── Supplied material ──

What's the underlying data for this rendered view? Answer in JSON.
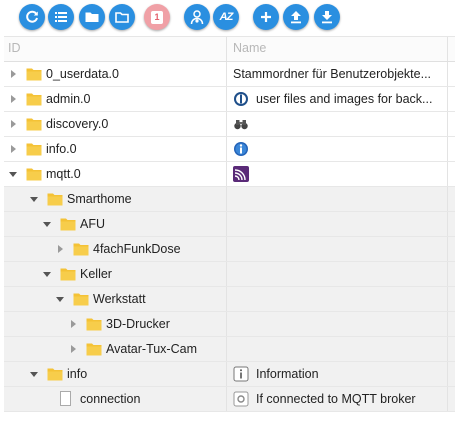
{
  "toolbar": {
    "buttons": [
      {
        "icon": "refresh-icon"
      },
      {
        "icon": "list-icon"
      },
      {
        "icon": "folder-icon"
      },
      {
        "icon": "folder-outline-icon"
      },
      {
        "icon": "number-badge-icon",
        "badge": "1"
      },
      {
        "icon": "user-settings-icon"
      },
      {
        "icon": "sort-az-icon",
        "text": "AZ"
      },
      {
        "icon": "add-icon"
      },
      {
        "icon": "upload-icon"
      },
      {
        "icon": "download-icon"
      }
    ]
  },
  "table": {
    "columns": [
      "ID",
      "Name"
    ],
    "rows": [
      {
        "level": 0,
        "expander": "right",
        "type": "folder",
        "id": "0_userdata.0",
        "name": "Stammordner für Benutzerobjekte...",
        "name_icon": ""
      },
      {
        "level": 0,
        "expander": "right",
        "type": "folder",
        "id": "admin.0",
        "name": "user files and images for back...",
        "name_icon": "admin-logo-icon"
      },
      {
        "level": 0,
        "expander": "right",
        "type": "folder",
        "id": "discovery.0",
        "name": "",
        "name_icon": "binoculars-icon"
      },
      {
        "level": 0,
        "expander": "right",
        "type": "folder",
        "id": "info.0",
        "name": "",
        "name_icon": "info-logo-icon"
      },
      {
        "level": 0,
        "expander": "down",
        "type": "folder",
        "id": "mqtt.0",
        "name": "",
        "name_icon": "mqtt-logo-icon"
      },
      {
        "level": 1,
        "expander": "down",
        "type": "folder",
        "id": "Smarthome",
        "name": "",
        "name_icon": ""
      },
      {
        "level": 2,
        "expander": "down",
        "type": "folder",
        "id": "AFU",
        "name": "",
        "name_icon": ""
      },
      {
        "level": 3,
        "expander": "right",
        "type": "folder",
        "id": "4fachFunkDose",
        "name": "",
        "name_icon": ""
      },
      {
        "level": 2,
        "expander": "down",
        "type": "folder",
        "id": "Keller",
        "name": "",
        "name_icon": ""
      },
      {
        "level": 3,
        "expander": "down",
        "type": "folder",
        "id": "Werkstatt",
        "name": "",
        "name_icon": ""
      },
      {
        "level": 4,
        "expander": "right",
        "type": "folder",
        "id": "3D-Drucker",
        "name": "",
        "name_icon": ""
      },
      {
        "level": 4,
        "expander": "right",
        "type": "folder",
        "id": "Avatar-Tux-Cam",
        "name": "",
        "name_icon": ""
      },
      {
        "level": 1,
        "expander": "down",
        "type": "folder",
        "id": "info",
        "name": "Information",
        "name_icon": "info-box-icon"
      },
      {
        "level": 2,
        "expander": "none",
        "type": "file",
        "id": "connection",
        "name": "If connected to MQTT broker",
        "name_icon": "state-icon"
      }
    ]
  },
  "colors": {
    "accent": "#2a8fe0",
    "folder": "#f4c236",
    "badge": "#f0a0a6"
  }
}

───

● Prompt
The records above need to be given again exactly. Omit the pictures.

● The response
What's the underlying data for this rendered view? Answer in JSON.
{
  "toolbar": {
    "buttons": [
      {
        "icon": "refresh-icon"
      },
      {
        "icon": "list-icon"
      },
      {
        "icon": "folder-icon"
      },
      {
        "icon": "folder-outline-icon"
      },
      {
        "icon": "number-badge-icon",
        "badge": "1"
      },
      {
        "icon": "user-settings-icon"
      },
      {
        "icon": "sort-az-icon",
        "text": "AZ"
      },
      {
        "icon": "add-icon"
      },
      {
        "icon": "upload-icon"
      },
      {
        "icon": "download-icon"
      }
    ]
  },
  "table": {
    "columns": [
      "ID",
      "Name"
    ],
    "rows": [
      {
        "level": 0,
        "expander": "right",
        "type": "folder",
        "id": "0_userdata.0",
        "name": "Stammordner für Benutzerobjekte...",
        "name_icon": ""
      },
      {
        "level": 0,
        "expander": "right",
        "type": "folder",
        "id": "admin.0",
        "name": "user files and images for back...",
        "name_icon": "admin-logo-icon"
      },
      {
        "level": 0,
        "expander": "right",
        "type": "folder",
        "id": "discovery.0",
        "name": "",
        "name_icon": "binoculars-icon"
      },
      {
        "level": 0,
        "expander": "right",
        "type": "folder",
        "id": "info.0",
        "name": "",
        "name_icon": "info-logo-icon"
      },
      {
        "level": 0,
        "expander": "down",
        "type": "folder",
        "id": "mqtt.0",
        "name": "",
        "name_icon": "mqtt-logo-icon"
      },
      {
        "level": 1,
        "expander": "down",
        "type": "folder",
        "id": "Smarthome",
        "name": "",
        "name_icon": ""
      },
      {
        "level": 2,
        "expander": "down",
        "type": "folder",
        "id": "AFU",
        "name": "",
        "name_icon": ""
      },
      {
        "level": 3,
        "expander": "right",
        "type": "folder",
        "id": "4fachFunkDose",
        "name": "",
        "name_icon": ""
      },
      {
        "level": 2,
        "expander": "down",
        "type": "folder",
        "id": "Keller",
        "name": "",
        "name_icon": ""
      },
      {
        "level": 3,
        "expander": "down",
        "type": "folder",
        "id": "Werkstatt",
        "name": "",
        "name_icon": ""
      },
      {
        "level": 4,
        "expander": "right",
        "type": "folder",
        "id": "3D-Drucker",
        "name": "",
        "name_icon": ""
      },
      {
        "level": 4,
        "expander": "right",
        "type": "folder",
        "id": "Avatar-Tux-Cam",
        "name": "",
        "name_icon": ""
      },
      {
        "level": 1,
        "expander": "down",
        "type": "folder",
        "id": "info",
        "name": "Information",
        "name_icon": "info-box-icon"
      },
      {
        "level": 2,
        "expander": "none",
        "type": "file",
        "id": "connection",
        "name": "If connected to MQTT broker",
        "name_icon": "state-icon"
      }
    ]
  },
  "colors": {
    "accent": "#2a8fe0",
    "folder": "#f4c236",
    "badge": "#f0a0a6"
  }
}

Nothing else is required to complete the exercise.